Quote the records beneath, complete and exact. Leave out images.

[Collected data entries]
· · · ·
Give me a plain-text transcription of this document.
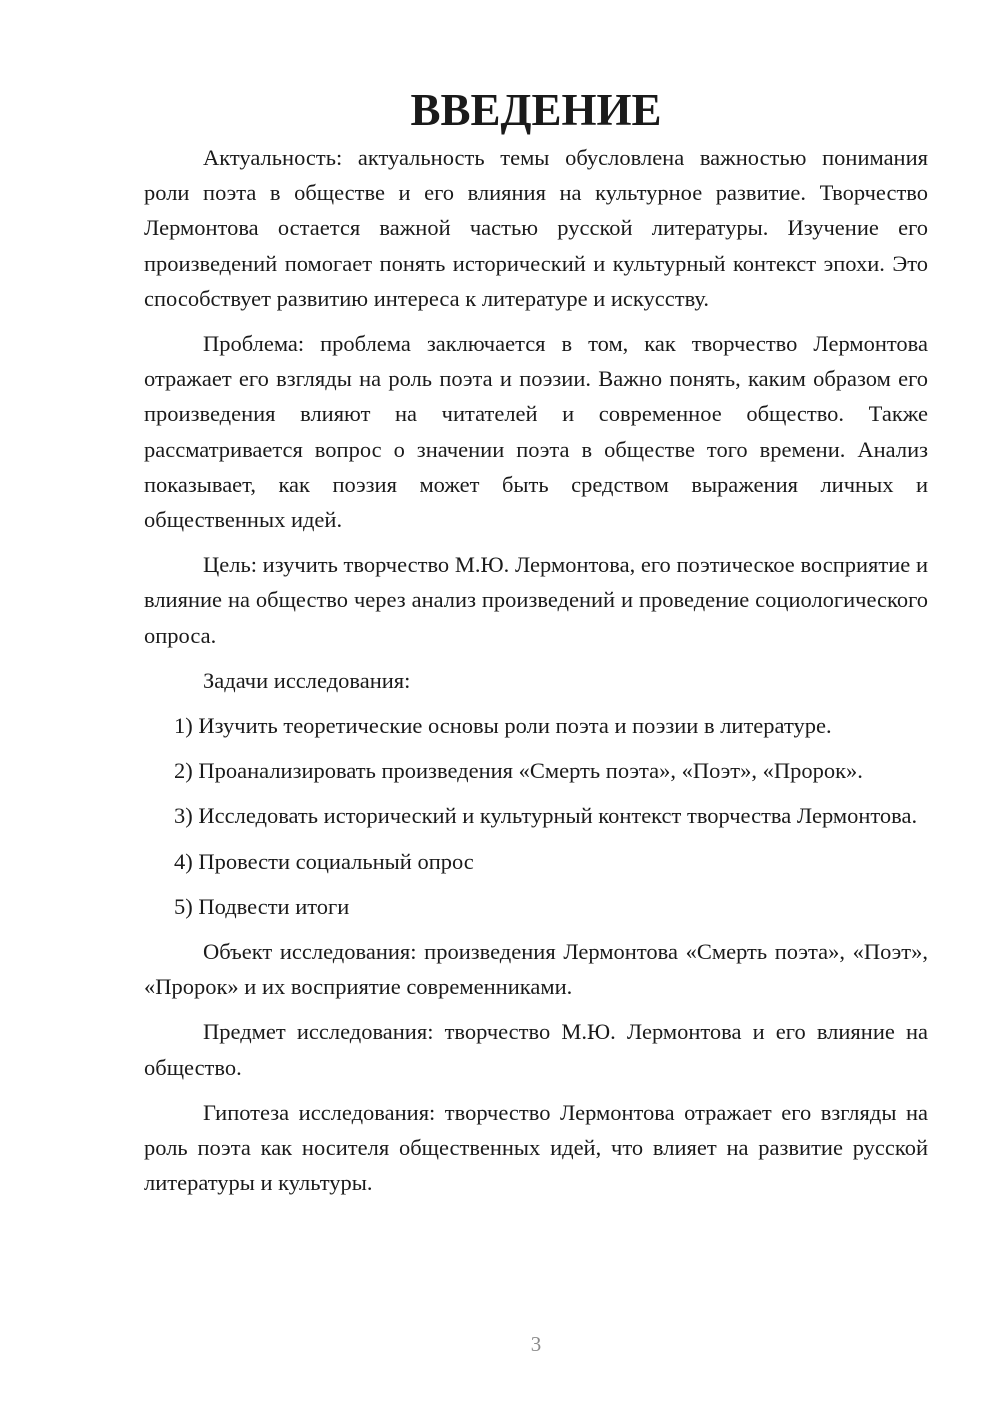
ВВЕДЕНИЕ

Актуальность: актуальность темы обусловлена важностью понимания роли поэта в обществе и его влияния на культурное развитие. Творчество Лермонтова остается важной частью русской литературы. Изучение его произведений помогает понять исторический и культурный контекст эпохи. Это способствует развитию интереса к литературе и искусству.

Проблема: проблема заключается в том, как творчество Лермонтова отражает его взгляды на роль поэта и поэзии. Важно понять, каким образом его произведения влияют на читателей и современное общество. Также рассматривается вопрос о значении поэта в обществе того времени. Анализ показывает, как поэзия может быть средством выражения личных и общественных идей.

Цель: изучить творчество М.Ю. Лермонтова, его поэтическое восприятие и влияние на общество через анализ произведений и проведение социологического опроса.

Задачи исследования:

1) Изучить теоретические основы роли поэта и поэзии в литературе.

2) Проанализировать произведения «Смерть поэта», «Поэт», «Пророк».

3) Исследовать исторический и культурный контекст творчества Лермонтова.

4) Провести социальный опрос

5) Подвести итоги

Объект исследования: произведения Лермонтова «Смерть поэта», «Поэт», «Пророк» и их восприятие современниками.

Предмет исследования: творчество М.Ю. Лермонтова и его влияние на общество.

Гипотеза исследования: творчество Лермонтова отражает его взгляды на роль поэта как носителя общественных идей, что влияет на развитие русской литературы и культуры.

3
· · · ·
◆ Solution to this exercise:
Give me a plain-text transcription of this document.
ВВЕДЕНИЕ

Актуальность: актуальность темы обусловлена важностью понимания роли поэта в обществе и его влияния на культурное развитие. Творчество Лермонтова остается важной частью русской литературы. Изучение его произведений помогает понять исторический и культурный контекст эпохи. Это способствует развитию интереса к литературе и искусству.

Проблема: проблема заключается в том, как творчество Лермонтова отражает его взгляды на роль поэта и поэзии. Важно понять, каким образом его произведения влияют на читателей и современное общество. Также рассматривается вопрос о значении поэта в обществе того времени. Анализ показывает, как поэзия может быть средством выражения личных и общественных идей.

Цель: изучить творчество М.Ю. Лермонтова, его поэтическое восприятие и влияние на общество через анализ произведений и проведение социологического опроса.

Задачи исследования:

1) Изучить теоретические основы роли поэта и поэзии в литературе.

2) Проанализировать произведения «Смерть поэта», «Поэт», «Пророк».

3) Исследовать исторический и культурный контекст творчества Лермонтова.

4) Провести социальный опрос

5) Подвести итоги

Объект исследования: произведения Лермонтова «Смерть поэта», «Поэт», «Пророк» и их восприятие современниками.

Предмет исследования: творчество М.Ю. Лермонтова и его влияние на общество.

Гипотеза исследования: творчество Лермонтова отражает его взгляды на роль поэта как носителя общественных идей, что влияет на развитие русской литературы и культуры.

3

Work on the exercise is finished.